#### About this task
Go through the data below and copy it exactly, skipping every picture.

════

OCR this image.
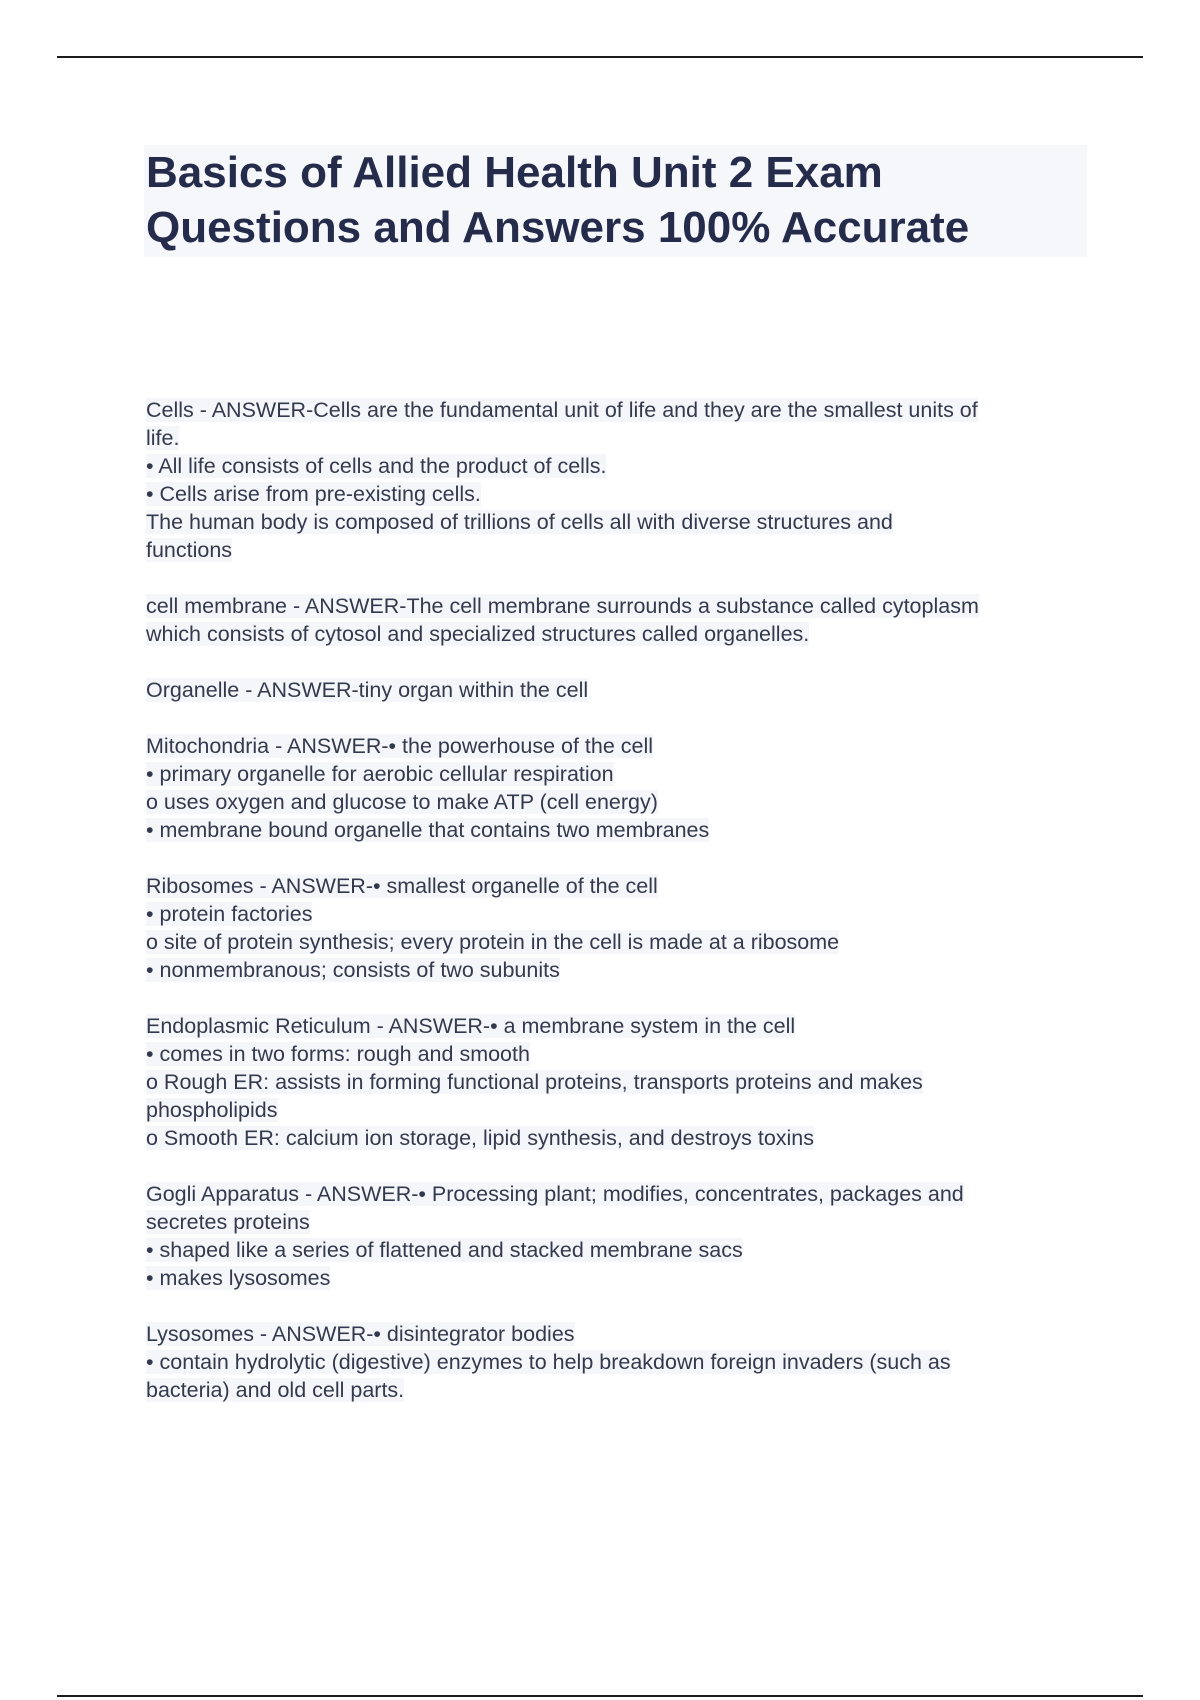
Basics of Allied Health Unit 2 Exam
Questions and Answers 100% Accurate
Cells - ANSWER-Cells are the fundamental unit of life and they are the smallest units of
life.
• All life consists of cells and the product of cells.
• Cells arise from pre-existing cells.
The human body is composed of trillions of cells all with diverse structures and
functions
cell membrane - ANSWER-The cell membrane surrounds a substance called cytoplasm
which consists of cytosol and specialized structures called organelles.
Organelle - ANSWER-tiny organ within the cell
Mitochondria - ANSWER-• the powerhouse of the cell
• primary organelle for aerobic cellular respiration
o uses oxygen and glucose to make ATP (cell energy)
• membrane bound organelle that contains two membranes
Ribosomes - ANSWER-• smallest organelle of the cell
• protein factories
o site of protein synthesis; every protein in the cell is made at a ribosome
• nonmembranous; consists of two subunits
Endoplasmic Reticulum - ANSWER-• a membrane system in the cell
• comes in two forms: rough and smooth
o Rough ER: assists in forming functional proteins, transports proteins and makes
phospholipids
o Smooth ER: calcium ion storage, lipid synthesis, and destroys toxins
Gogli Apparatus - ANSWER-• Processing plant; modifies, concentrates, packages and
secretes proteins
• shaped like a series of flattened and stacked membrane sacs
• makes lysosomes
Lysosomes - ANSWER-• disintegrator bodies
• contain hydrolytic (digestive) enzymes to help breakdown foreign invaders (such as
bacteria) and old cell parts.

════

#### Task result
OCR this image.
Basics of Allied Health Unit 2 Exam
Questions and Answers 100% Accurate
Cells - ANSWER-Cells are the fundamental unit of life and they are the smallest units of
life.
• All life consists of cells and the product of cells.
• Cells arise from pre-existing cells.
The human body is composed of trillions of cells all with diverse structures and
functions
cell membrane - ANSWER-The cell membrane surrounds a substance called cytoplasm
which consists of cytosol and specialized structures called organelles.
Organelle - ANSWER-tiny organ within the cell
Mitochondria - ANSWER-• the powerhouse of the cell
• primary organelle for aerobic cellular respiration
o uses oxygen and glucose to make ATP (cell energy)
• membrane bound organelle that contains two membranes
Ribosomes - ANSWER-• smallest organelle of the cell
• protein factories
o site of protein synthesis; every protein in the cell is made at a ribosome
• nonmembranous; consists of two subunits
Endoplasmic Reticulum - ANSWER-• a membrane system in the cell
• comes in two forms: rough and smooth
o Rough ER: assists in forming functional proteins, transports proteins and makes
phospholipids
o Smooth ER: calcium ion storage, lipid synthesis, and destroys toxins
Gogli Apparatus - ANSWER-• Processing plant; modifies, concentrates, packages and
secretes proteins
• shaped like a series of flattened and stacked membrane sacs
• makes lysosomes
Lysosomes - ANSWER-• disintegrator bodies
• contain hydrolytic (digestive) enzymes to help breakdown foreign invaders (such as
bacteria) and old cell parts.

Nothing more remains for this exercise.